> _Quoted passage_:
---------------

No: while the handshake is unencrypted, it is authenticated. An attacker can’t modify it.
What an attacker can do is block handshakes with parameters they don’t like. Some clients would retry a new handshake with an older TLS version, because they’d take the silence to mean that the server has broken negotiation.
well, unless both client and server have sufficiently weak crypto enabled that an attacker can break it during the handshake.
Then you can MITM, force both sides to use the weak crypto, which can be broken, and you're in the middle. Also not really so relevant today.
You could encrypt the handshake that you recieved with the server's certificate and send it back. Then if it doesn't match what the server thought it sent it aborts the handshake. As long as the server's cert isn't broken this would detect a munged handshake, and if the server's cert is broken you have no root of trust to start the connection in the first place.
How do you agree a protocol to encrypt the message to agree the protocol?
This is the message that returns a list of supported ciphers and key exchange protocols. There’s no data in this first packet.
Alice: I’d like to connect Bob: Sure here is a list of protocols we could use:
You modify bob’s message so that bob only suggests insecure protocols.

---------------

> _Records for processing_:
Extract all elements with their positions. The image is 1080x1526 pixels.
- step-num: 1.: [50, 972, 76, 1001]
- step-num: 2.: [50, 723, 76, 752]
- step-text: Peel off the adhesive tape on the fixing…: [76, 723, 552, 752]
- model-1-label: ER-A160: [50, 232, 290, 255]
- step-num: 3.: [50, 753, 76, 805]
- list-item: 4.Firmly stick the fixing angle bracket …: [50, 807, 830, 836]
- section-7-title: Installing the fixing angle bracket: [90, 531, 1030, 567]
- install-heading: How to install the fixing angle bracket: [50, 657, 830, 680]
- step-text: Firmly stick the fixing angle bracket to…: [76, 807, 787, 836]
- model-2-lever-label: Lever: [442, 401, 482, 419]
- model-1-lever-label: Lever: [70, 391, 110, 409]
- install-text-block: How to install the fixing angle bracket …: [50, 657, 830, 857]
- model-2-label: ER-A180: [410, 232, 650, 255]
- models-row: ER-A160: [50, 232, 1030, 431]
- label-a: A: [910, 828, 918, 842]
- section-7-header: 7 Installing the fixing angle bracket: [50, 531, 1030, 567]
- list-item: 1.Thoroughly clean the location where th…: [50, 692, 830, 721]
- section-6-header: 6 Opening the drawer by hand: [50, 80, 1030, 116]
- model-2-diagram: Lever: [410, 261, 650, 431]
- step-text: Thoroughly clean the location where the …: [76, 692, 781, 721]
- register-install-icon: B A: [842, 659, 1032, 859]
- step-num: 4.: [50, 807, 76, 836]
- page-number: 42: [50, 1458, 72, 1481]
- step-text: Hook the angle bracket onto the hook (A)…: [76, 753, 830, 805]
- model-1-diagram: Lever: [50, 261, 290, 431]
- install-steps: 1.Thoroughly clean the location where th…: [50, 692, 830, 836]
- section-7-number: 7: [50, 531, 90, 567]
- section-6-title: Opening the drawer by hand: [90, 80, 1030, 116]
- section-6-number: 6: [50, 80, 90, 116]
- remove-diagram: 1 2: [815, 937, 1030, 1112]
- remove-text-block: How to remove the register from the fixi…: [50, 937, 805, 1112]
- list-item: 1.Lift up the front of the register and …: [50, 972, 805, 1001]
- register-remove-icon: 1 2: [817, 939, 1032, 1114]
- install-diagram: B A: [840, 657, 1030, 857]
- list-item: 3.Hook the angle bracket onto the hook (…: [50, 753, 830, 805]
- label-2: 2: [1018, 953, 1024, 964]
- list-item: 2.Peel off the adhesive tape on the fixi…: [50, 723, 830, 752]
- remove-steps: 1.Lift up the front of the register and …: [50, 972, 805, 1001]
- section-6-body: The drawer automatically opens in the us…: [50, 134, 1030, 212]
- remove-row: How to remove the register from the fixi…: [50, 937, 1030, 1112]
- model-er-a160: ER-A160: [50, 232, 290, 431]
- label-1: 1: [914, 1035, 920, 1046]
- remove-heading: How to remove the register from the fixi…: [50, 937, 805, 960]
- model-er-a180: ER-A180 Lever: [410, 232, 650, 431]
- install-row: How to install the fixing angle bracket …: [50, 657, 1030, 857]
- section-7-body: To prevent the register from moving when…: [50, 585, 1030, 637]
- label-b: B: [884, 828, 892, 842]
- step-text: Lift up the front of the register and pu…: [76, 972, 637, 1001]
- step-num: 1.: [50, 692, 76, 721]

---------------

> _What to do_:
**A)** Return everything in the rows from the very first line down to the line containing "- section-6-header: 6", copied word for word, both ends included.
**B)** Pick up the thread on TLS handshake security where it stops and keep it going.

> _Answers below_:
**A)**
Extract all elements with their positions. The image is 1080x1526 pixels.
- step-num: 1.: [50, 972, 76, 1001]
- step-num: 2.: [50, 723, 76, 752]
- step-text: Peel off the adhesive tape on the fixing…: [76, 723, 552, 752]
- model-1-label: ER-A160: [50, 232, 290, 255]
- step-num: 3.: [50, 753, 76, 805]
- list-item: 4.Firmly stick the fixing angle bracket …: [50, 807, 830, 836]
- section-7-title: Installing the fixing angle bracket: [90, 531, 1030, 567]
- install-heading: How to install the fixing angle bracket: [50, 657, 830, 680]
- step-text: Firmly stick the fixing angle bracket to…: [76, 807, 787, 836]
- model-2-lever-label: Lever: [442, 401, 482, 419]
- model-1-lever-label: Lever: [70, 391, 110, 409]
- install-text-block: How to install the fixing angle bracket …: [50, 657, 830, 857]
- model-2-label: ER-A180: [410, 232, 650, 255]
- models-row: ER-A160: [50, 232, 1030, 431]
- label-a: A: [910, 828, 918, 842]
- section-7-header: 7 Installing the fixing angle bracket: [50, 531, 1030, 567]
- list-item: 1.Thoroughly clean the location where th…: [50, 692, 830, 721]
- section-6-header: 6 Opening the drawer by hand: [50, 80, 1030, 116]

**B)**
You might be proposing that Alice asks Trent for Bob’s public key … But that’s not how TLS works.
Bob's list of supported protocols is an input into the (authenticated) final handshake message, and that authentication failing will prevent the connection from being considered successfully established.
If the "negotiated" cipher suite is weak enough to allow real-time impersonation of Bob, though, pre-1.3 versions are still vulnerable; that's another reason not to keep insecure cipher suites around in a TLS config.
The fine man in the middle could still intercept that.
It also enabled cipher strength "step up". Back during the '90s and early 2000s (I'm not sure when it stopped, tbh), the US government restricted the export of strong cryptography, with certain exceptions (e.g. for financial services).
If you fell under one of those exceptions, you could get a special certificate for your website (from, e.g. Verisign) that allowed the webserver to "step up" the encryption negotiation with the browser to stronger algorithms and/or key lengths.
The downgrade attacks on TLS are only really present in the case of client behaviour where, on failing to achieve one version, they retry a new connection without it.
This was necessary to bypass various broken server side implementations, and broken middleboxes, but wasn’t necessarily a flaw in TLS itself.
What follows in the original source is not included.